[Start]

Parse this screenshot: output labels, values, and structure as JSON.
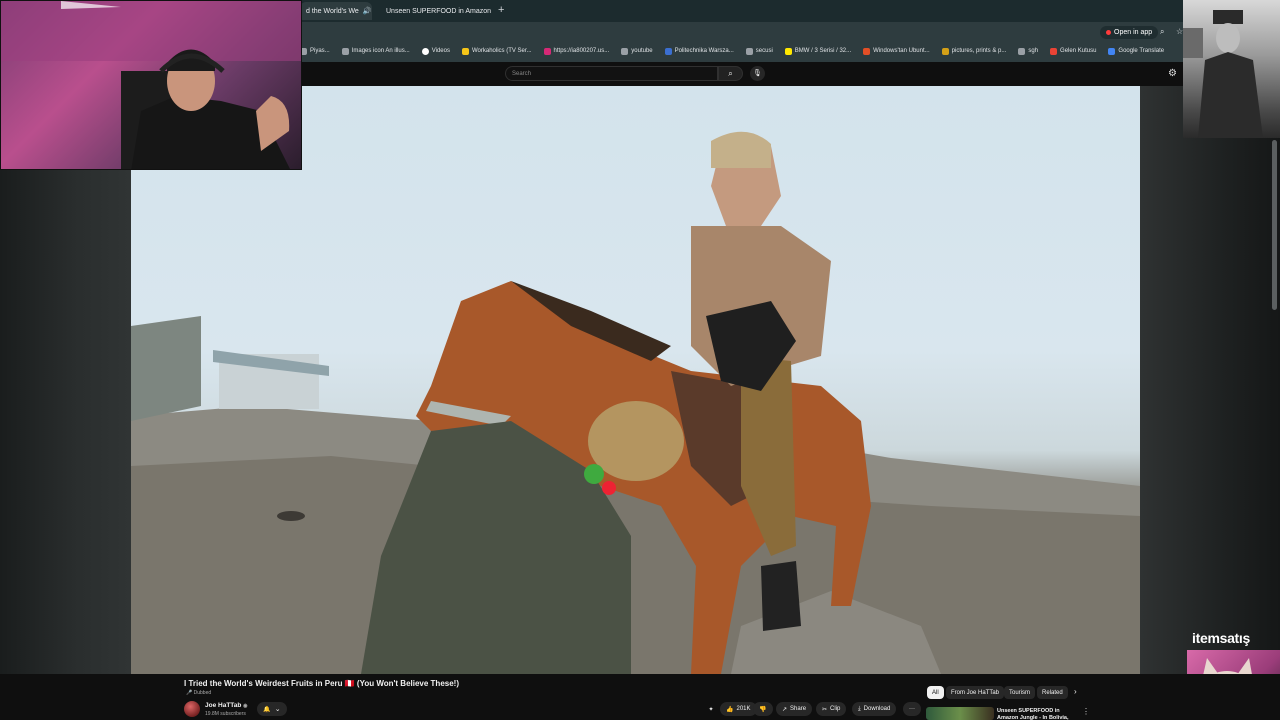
{
  "browser": {
    "tabs": [
      {
        "label": "d the World's We",
        "audio": "🔊",
        "active": true
      },
      {
        "label": "Unseen SUPERFOOD in Amazon",
        "active": false
      }
    ],
    "new_tab": "+",
    "close_glyph": "×",
    "bookmarks": [
      {
        "label": "Piyas...",
        "icon": "globe-icon",
        "color": "#9aa0a6"
      },
      {
        "label": "Images icon An illus...",
        "icon": "page-icon",
        "color": "#9aa0a6"
      },
      {
        "label": "Videos",
        "icon": "google-icon",
        "color": "#ffffff"
      },
      {
        "label": "Workaholics (TV Ser...",
        "icon": "imdb-icon",
        "color": "#f5c518"
      },
      {
        "label": "https://ia800207.us...",
        "icon": "instagram-icon",
        "color": "#d62976"
      },
      {
        "label": "https://ia800207.us...",
        "icon": "page-icon",
        "color": "#9aa0a6"
      },
      {
        "label": "youtube",
        "icon": "folder-icon",
        "color": "#9aa0a6"
      },
      {
        "label": "Politechnika Warsza...",
        "icon": "pw-icon",
        "color": "#3b6fd1"
      },
      {
        "label": "secusi",
        "icon": "folder-icon",
        "color": "#9aa0a6"
      },
      {
        "label": "BMW / 3 Serisi / 32...",
        "icon": "sahibinden-icon",
        "color": "#ffe800"
      },
      {
        "label": "Windows'tan Ubunt...",
        "icon": "web-icon",
        "color": "#e34f26"
      },
      {
        "label": "pictures, prints & p...",
        "icon": "pin-icon",
        "color": "#d4a017"
      },
      {
        "label": "sgh",
        "icon": "folder-icon",
        "color": "#9aa0a6"
      },
      {
        "label": "Gelen Kutusu",
        "icon": "gmail-icon",
        "color": "#ea4335"
      },
      {
        "label": "Google Translate",
        "icon": "translate-icon",
        "color": "#4285f4"
      }
    ],
    "open_in_app": "Open in app"
  },
  "youtube": {
    "search_placeholder": "Search",
    "search_glyph": "⌕",
    "mic_glyph": "🎙",
    "settings_glyph": "⚙",
    "video": {
      "title": "I Tried the World's Weirdest Fruits in Peru 🇵🇪 (You Won't Believe These!)",
      "dubbed": "🎤 Dubbed",
      "channel": "Joe HaTTab",
      "verified": "◉",
      "subscribers": "19.8M subscribers",
      "bell": "🔔",
      "chevron": "⌄",
      "likes": "201K",
      "like_glyph": "👍",
      "dislike_glyph": "👎",
      "share": "Share",
      "share_glyph": "↗",
      "clip": "Clip",
      "clip_glyph": "✂",
      "download": "Download",
      "download_glyph": "⤓",
      "more": "···",
      "sparkle": "✦"
    },
    "chips": [
      "All",
      "From Joe HaTTab",
      "Tourism",
      "Related"
    ],
    "chips_next": "›",
    "recommended": {
      "title": "Unseen SUPERFOOD in Amazon Jungle - In Bolivia, Brazil or...",
      "more": "⋮"
    }
  },
  "overlay": {
    "sponsor": "itemsatış"
  }
}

[End]

■ **The task**
Without the pictures, print the records in full, exactly as they appear.

■ **The answer**
Parse this screenshot: output labels, values, and structure as JSON.
{
  "browser": {
    "tabs": [
      {
        "label": "d the World's We",
        "audio": "🔊",
        "active": true
      },
      {
        "label": "Unseen SUPERFOOD in Amazon",
        "active": false
      }
    ],
    "new_tab": "+",
    "close_glyph": "×",
    "bookmarks": [
      {
        "label": "Piyas...",
        "icon": "globe-icon",
        "color": "#9aa0a6"
      },
      {
        "label": "Images icon An illus...",
        "icon": "page-icon",
        "color": "#9aa0a6"
      },
      {
        "label": "Videos",
        "icon": "google-icon",
        "color": "#ffffff"
      },
      {
        "label": "Workaholics (TV Ser...",
        "icon": "imdb-icon",
        "color": "#f5c518"
      },
      {
        "label": "https://ia800207.us...",
        "icon": "instagram-icon",
        "color": "#d62976"
      },
      {
        "label": "https://ia800207.us...",
        "icon": "page-icon",
        "color": "#9aa0a6"
      },
      {
        "label": "youtube",
        "icon": "folder-icon",
        "color": "#9aa0a6"
      },
      {
        "label": "Politechnika Warsza...",
        "icon": "pw-icon",
        "color": "#3b6fd1"
      },
      {
        "label": "secusi",
        "icon": "folder-icon",
        "color": "#9aa0a6"
      },
      {
        "label": "BMW / 3 Serisi / 32...",
        "icon": "sahibinden-icon",
        "color": "#ffe800"
      },
      {
        "label": "Windows'tan Ubunt...",
        "icon": "web-icon",
        "color": "#e34f26"
      },
      {
        "label": "pictures, prints & p...",
        "icon": "pin-icon",
        "color": "#d4a017"
      },
      {
        "label": "sgh",
        "icon": "folder-icon",
        "color": "#9aa0a6"
      },
      {
        "label": "Gelen Kutusu",
        "icon": "gmail-icon",
        "color": "#ea4335"
      },
      {
        "label": "Google Translate",
        "icon": "translate-icon",
        "color": "#4285f4"
      }
    ],
    "open_in_app": "Open in app"
  },
  "youtube": {
    "search_placeholder": "Search",
    "search_glyph": "⌕",
    "mic_glyph": "🎙",
    "settings_glyph": "⚙",
    "video": {
      "title": "I Tried the World's Weirdest Fruits in Peru 🇵🇪 (You Won't Believe These!)",
      "dubbed": "🎤 Dubbed",
      "channel": "Joe HaTTab",
      "verified": "◉",
      "subscribers": "19.8M subscribers",
      "bell": "🔔",
      "chevron": "⌄",
      "likes": "201K",
      "like_glyph": "👍",
      "dislike_glyph": "👎",
      "share": "Share",
      "share_glyph": "↗",
      "clip": "Clip",
      "clip_glyph": "✂",
      "download": "Download",
      "download_glyph": "⤓",
      "more": "···",
      "sparkle": "✦"
    },
    "chips": [
      "All",
      "From Joe HaTTab",
      "Tourism",
      "Related"
    ],
    "chips_next": "›",
    "recommended": {
      "title": "Unseen SUPERFOOD in Amazon Jungle - In Bolivia, Brazil or...",
      "more": "⋮"
    }
  },
  "overlay": {
    "sponsor": "itemsatış"
  }
}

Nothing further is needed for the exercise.